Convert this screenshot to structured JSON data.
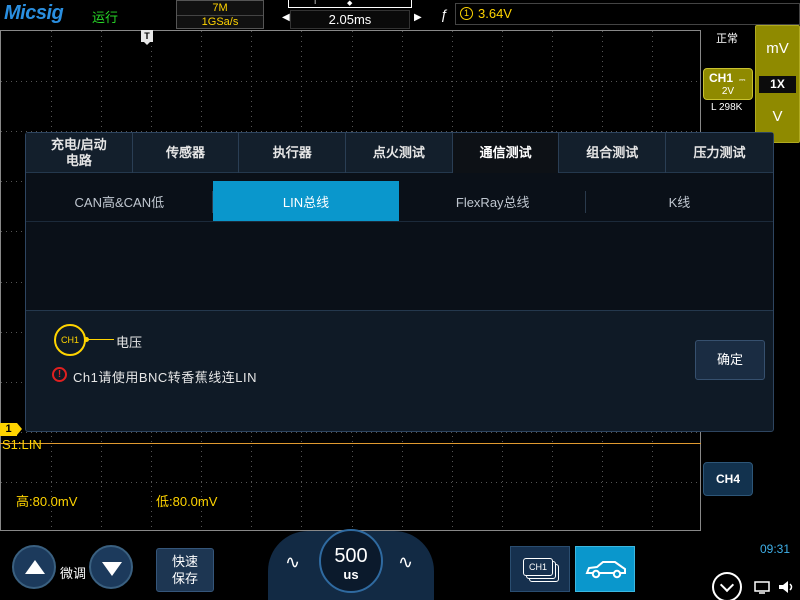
{
  "topbar": {
    "brand": "Micsig",
    "run_state": "运行",
    "memory_depth": "7M",
    "sample_rate": "1GSa/s",
    "timebase": "2.05ms",
    "trigger_source_number": "1",
    "trigger_level": "3.64V",
    "ruler_marker_t": "T"
  },
  "grid": {
    "trigger_marker": "T",
    "channel_marker": "1",
    "trace_label": "S1:LIN",
    "high_level": "高:80.0mV",
    "low_level": "低:80.0mV",
    "trace_color": "#e09a30"
  },
  "right_panel": {
    "status": "正常",
    "unit_top": "mV",
    "probe_factor": "1X",
    "unit_bottom": "V",
    "ch1_label": "CH1",
    "ch1_scale": "2V",
    "ch1_coupling": "⎓",
    "record_length": "L 298K",
    "ch4_label": "CH4",
    "clock": "09:31"
  },
  "dialog": {
    "main_tabs": [
      {
        "label": "充电/启动\n电路",
        "active": false
      },
      {
        "label": "传感器",
        "active": false
      },
      {
        "label": "执行器",
        "active": false
      },
      {
        "label": "点火测试",
        "active": false
      },
      {
        "label": "通信测试",
        "active": true
      },
      {
        "label": "组合测试",
        "active": false
      },
      {
        "label": "压力测试",
        "active": false
      }
    ],
    "sub_tabs": [
      {
        "label": "CAN高&CAN低",
        "active": false
      },
      {
        "label": "LIN总线",
        "active": true
      },
      {
        "label": "FlexRay总线",
        "active": false
      },
      {
        "label": "K线",
        "active": false
      }
    ],
    "probe_channel": "CH1",
    "probe_label": "电压",
    "warning_text": "Ch1请使用BNC转香蕉线连LIN",
    "confirm_label": "确定",
    "accent_color": "#0a97cc"
  },
  "bottombar": {
    "fine_label": "微调",
    "save_label_line1": "快速",
    "save_label_line2": "保存",
    "knob_value": "500",
    "knob_unit": "us",
    "channel_stack_label": "CH1",
    "icons": [
      "up-arrow-icon",
      "down-arrow-icon",
      "sine-wave-icon",
      "car-icon",
      "chevron-down-icon",
      "monitor-icon",
      "speaker-icon"
    ]
  }
}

══════════════════════════════

→ **Work instructions**: All the material shown above is to be copied exactly, with no pictures carried over.

→ **Answer to the exercise**:
Convert this screenshot to structured JSON data.
{
  "topbar": {
    "brand": "Micsig",
    "run_state": "运行",
    "memory_depth": "7M",
    "sample_rate": "1GSa/s",
    "timebase": "2.05ms",
    "trigger_source_number": "1",
    "trigger_level": "3.64V",
    "ruler_marker_t": "T"
  },
  "grid": {
    "trigger_marker": "T",
    "channel_marker": "1",
    "trace_label": "S1:LIN",
    "high_level": "高:80.0mV",
    "low_level": "低:80.0mV",
    "trace_color": "#e09a30"
  },
  "right_panel": {
    "status": "正常",
    "unit_top": "mV",
    "probe_factor": "1X",
    "unit_bottom": "V",
    "ch1_label": "CH1",
    "ch1_scale": "2V",
    "ch1_coupling": "⎓",
    "record_length": "L 298K",
    "ch4_label": "CH4",
    "clock": "09:31"
  },
  "dialog": {
    "main_tabs": [
      {
        "label": "充电/启动\n电路",
        "active": false
      },
      {
        "label": "传感器",
        "active": false
      },
      {
        "label": "执行器",
        "active": false
      },
      {
        "label": "点火测试",
        "active": false
      },
      {
        "label": "通信测试",
        "active": true
      },
      {
        "label": "组合测试",
        "active": false
      },
      {
        "label": "压力测试",
        "active": false
      }
    ],
    "sub_tabs": [
      {
        "label": "CAN高&CAN低",
        "active": false
      },
      {
        "label": "LIN总线",
        "active": true
      },
      {
        "label": "FlexRay总线",
        "active": false
      },
      {
        "label": "K线",
        "active": false
      }
    ],
    "probe_channel": "CH1",
    "probe_label": "电压",
    "warning_text": "Ch1请使用BNC转香蕉线连LIN",
    "confirm_label": "确定",
    "accent_color": "#0a97cc"
  },
  "bottombar": {
    "fine_label": "微调",
    "save_label_line1": "快速",
    "save_label_line2": "保存",
    "knob_value": "500",
    "knob_unit": "us",
    "channel_stack_label": "CH1",
    "icons": [
      "up-arrow-icon",
      "down-arrow-icon",
      "sine-wave-icon",
      "car-icon",
      "chevron-down-icon",
      "monitor-icon",
      "speaker-icon"
    ]
  }
}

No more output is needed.